§ Goal: Copy every line in which the string "Chapter" occurs.

>> start

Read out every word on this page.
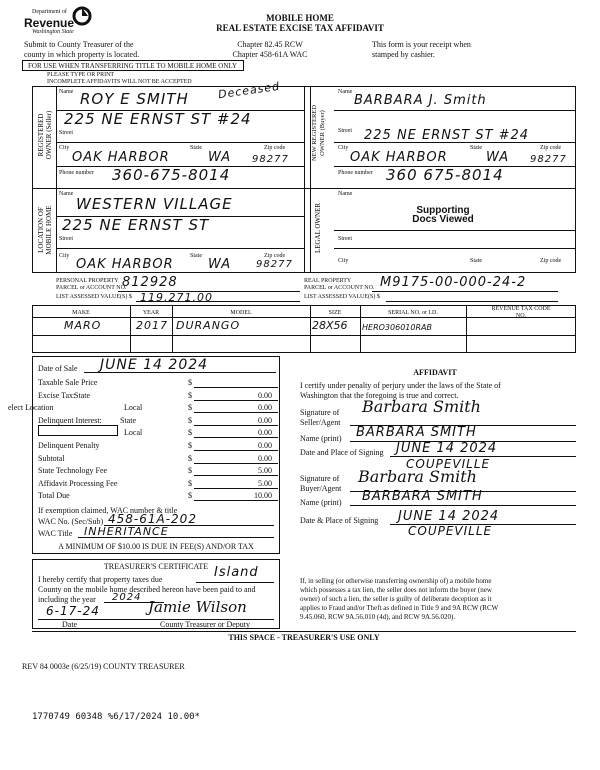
Department of
Revenue
Washington State
MOBILE HOME
REAL ESTATE EXCISE TAX AFFIDAVIT
Submit to County Treasurer of the
county in which property is located.
Chapter 82.45 RCW
Chapter 458-61A WAC
This form is your receipt when
stamped by cashier.
FOR USE WHEN TRANSFERRING TITLE TO MOBILE HOME ONLY
PLEASE TYPE OR PRINT
INCOMPLETE AFFIDAVITS WILL NOT BE ACCEPTED
REGISTERED OWNER (Seller)
Name ROY E SMITH	Deceased
225 NE ERNST ST #24
Street
City
OAK HARBOR
State
WA
Zip code
98277
Phone number 360-675-8014
NEW REGISTERED OWNER (Buyer)
Name
BARBARA J. Smith
Street 225 NE ERNST ST #24
City
OAK HARBOR
State
WA
Zip code
98277
Phone number 360 675-8014
LOCATION OF MOBILE HOME
Name
WESTERN VILLAGE
225 NE ERNST ST
Street
City
OAK HARBOR
State
WA
Zip code
98277
LEGAL OWNER
Name
Supporting
Docs Viewed
Street
City	State	Zip code
PERSONAL PROPERTY
PARCEL or ACCOUNT NO.
812928
LIST ASSESSED VALUE(S) $ 119,271.00
REAL PROPERTY
PARCEL or ACCOUNT NO. M9175-00-000-24-2
LIST ASSESSED VALUE(S) $
MAKE	YEAR	MODEL	SIZE	SERIAL NO. or I.D.
REVENUE TAX CODE NO.
MARO	2017 DURANGO	28X56 HERO306010RAB
Date of Sale JUNE 14 2024
Taxable Sale Price	$
Excise Tax:
State	$	0.00
Local	$	0.00
Delinquent Interest: State	$	0.00
Local	$	0.00
Delinquent Penalty	$	0.00
Subtotal	$	0.00
State Technology Fee	$	5.00
Affidavit Processing Fee	$	5.00
Total Due	$	10.00
elect Location
If exemption claimed, WAC number & title
WAC No. (Sec/Sub) 458-61A-202
WAC Title INHERITANCE
A MINIMUM OF $10.00 IS DUE IN FEE(S) AND/OR TAX
AFFIDAVIT
I certify under penalty of perjury under the laws of the State of
Washington that the foregoing is true and correct.
Signature of
Seller/Agent
Barbara Smith
Name (print) BARBARA SMITH
Date and Place of Signing JUNE 14 2024
COUPEVILLE
Signature of
Buyer/Agent
Barbara Smith
Name (print) BARBARA SMITH
Date & Place of Signing JUNE 14 2024
COUPEVILLE
TREASURER'S CERTIFICATE
I hereby certify that property taxes due	Island
County on the mobile home described hereon have been paid to and
including the year 2024
6-17-24	Jamie Wilson
Date	County Treasurer or Deputy
If, in selling (or otherwise transferring ownership of) a mobile home
which possesses a tax lien, the seller does not inform the buyer (new
owner) of such a lien, the seller is guilty of deliberate deception as it
applies to Fraud and/or Theft as defined in Title 9 and 9A RCW (RCW
9.45.060, RCW 9A.56.010 (4d), and RCW 9A.56.020).
THIS SPACE - TREASURER'S USE ONLY
REV 84 0003e (6/25/19) COUNTY TREASURER
1770749 60348 %6/17/2024 10.00*
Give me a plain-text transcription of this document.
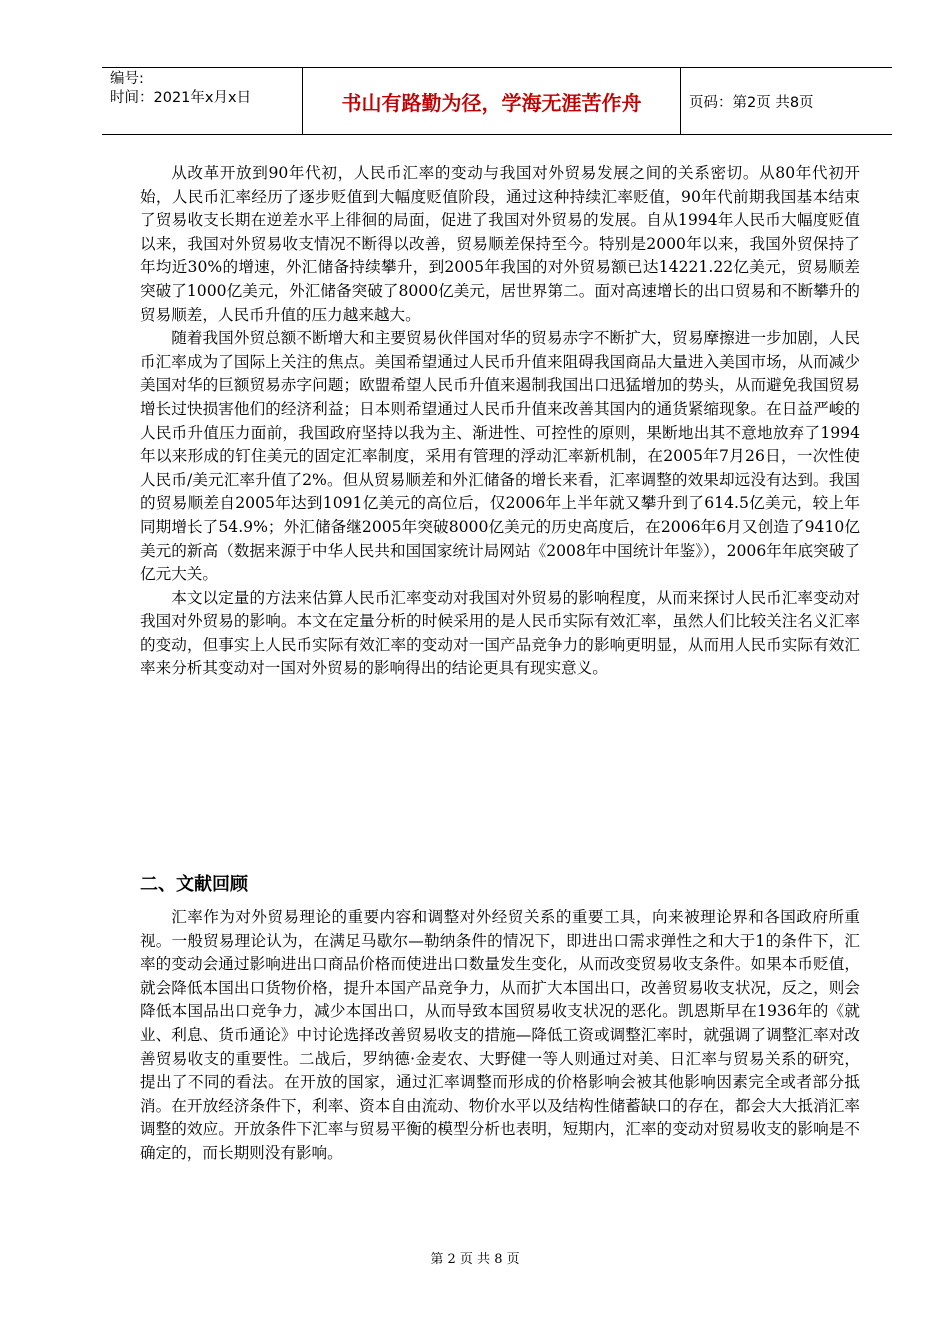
编号:
时间：2021年x月x日	书山有路勤为径，学海无涯苦作舟	页码：第2页 共8页

从改革开放到90年代初，人民币汇率的变动与我国对外贸易发展之间的关系密切。从80年代初开始，人民币汇率经历了逐步贬值到大幅度贬值阶段，通过这种持续汇率贬值，90年代前期我国基本结束了贸易收支长期在逆差水平上徘徊的局面，促进了我国对外贸易的发展。自从1994年人民币大幅度贬值以来，我国对外贸易收支情况不断得以改善，贸易顺差保持至今。特别是2000年以来，我国外贸保持了年均近30%的增速，外汇储备持续攀升，到2005年我国的对外贸易额已达14221.22亿美元，贸易顺差突破了1000亿美元，外汇储备突破了8000亿美元，居世界第二。面对高速增长的出口贸易和不断攀升的贸易顺差，人民币升值的压力越来越大。

随着我国外贸总额不断增大和主要贸易伙伴国对华的贸易赤字不断扩大，贸易摩擦进一步加剧，人民币汇率成为了国际上关注的焦点。美国希望通过人民币升值来阻碍我国商品大量进入美国市场，从而减少美国对华的巨额贸易赤字问题；欧盟希望人民币升值来遏制我国出口迅猛增加的势头，从而避免我国贸易增长过快损害他们的经济利益；日本则希望通过人民币升值来改善其国内的通货紧缩现象。在日益严峻的人民币升值压力面前，我国政府坚持以我为主、渐进性、可控性的原则，果断地出其不意地放弃了1994 年以来形成的钉住美元的固定汇率制度，采用有管理的浮动汇率新机制，在2005年7月26日，一次性使人民币/美元汇率升值了2%。但从贸易顺差和外汇储备的增长来看，汇率调整的效果却远没有达到。我国的贸易顺差自2005年达到1091亿美元的高位后，仅2006年上半年就又攀升到了614.5亿美元，较上年同期增长了54.9%；外汇储备继2005年突破8000亿美元的历史高度后，在2006年6月又创造了9410亿美元的新高（数据来源于中华人民共和国国家统计局网站《2008年中国统计年鉴》），2006年年底突破了亿元大关。

本文以定量的方法来估算人民币汇率变动对我国对外贸易的影响程度，从而来探讨人民币汇率变动对我国对外贸易的影响。本文在定量分析的时候采用的是人民币实际有效汇率，虽然人们比较关注名义汇率的变动，但事实上人民币实际有效汇率的变动对一国产品竞争力的影响更明显，从而用人民币实际有效汇率来分析其变动对一国对外贸易的影响得出的结论更具有现实意义。

二、文献回顾

汇率作为对外贸易理论的重要内容和调整对外经贸关系的重要工具，向来被理论界和各国政府所重视。一般贸易理论认为，在满足马歇尔—勒纳条件的情况下，即进出口需求弹性之和大于1的条件下，汇率的变动会通过影响进出口商品价格而使进出口数量发生变化，从而改变贸易收支条件。如果本币贬值，就会降低本国出口货物价格，提升本国产品竞争力，从而扩大本国出口，改善贸易收支状况，反之，则会降低本国品出口竞争力，减少本国出口，从而导致本国贸易收支状况的恶化。凯恩斯早在1936年的《就业、利息、货币通论》中讨论选择改善贸易收支的措施—降低工资或调整汇率时，就强调了调整汇率对改善贸易收支的重要性。二战后，罗纳德·金麦农、大野健一等人则通过对美、日汇率与贸易关系的研究，提出了不同的看法。在开放的国家，通过汇率调整而形成的价格影响会被其他影响因素完全或者部分抵消。在开放经济条件下，利率、资本自由流动、物价水平以及结构性储蓄缺口的存在，都会大大抵消汇率调整的效应。开放条件下汇率与贸易平衡的模型分析也表明，短期内，汇率的变动对贸易收支的影响是不确定的，而长期则没有影响。

第 2 页 共 8 页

>> end

§ Solution to the problem:
Chapter 82.45 RCW
Chapter 458-61A WAC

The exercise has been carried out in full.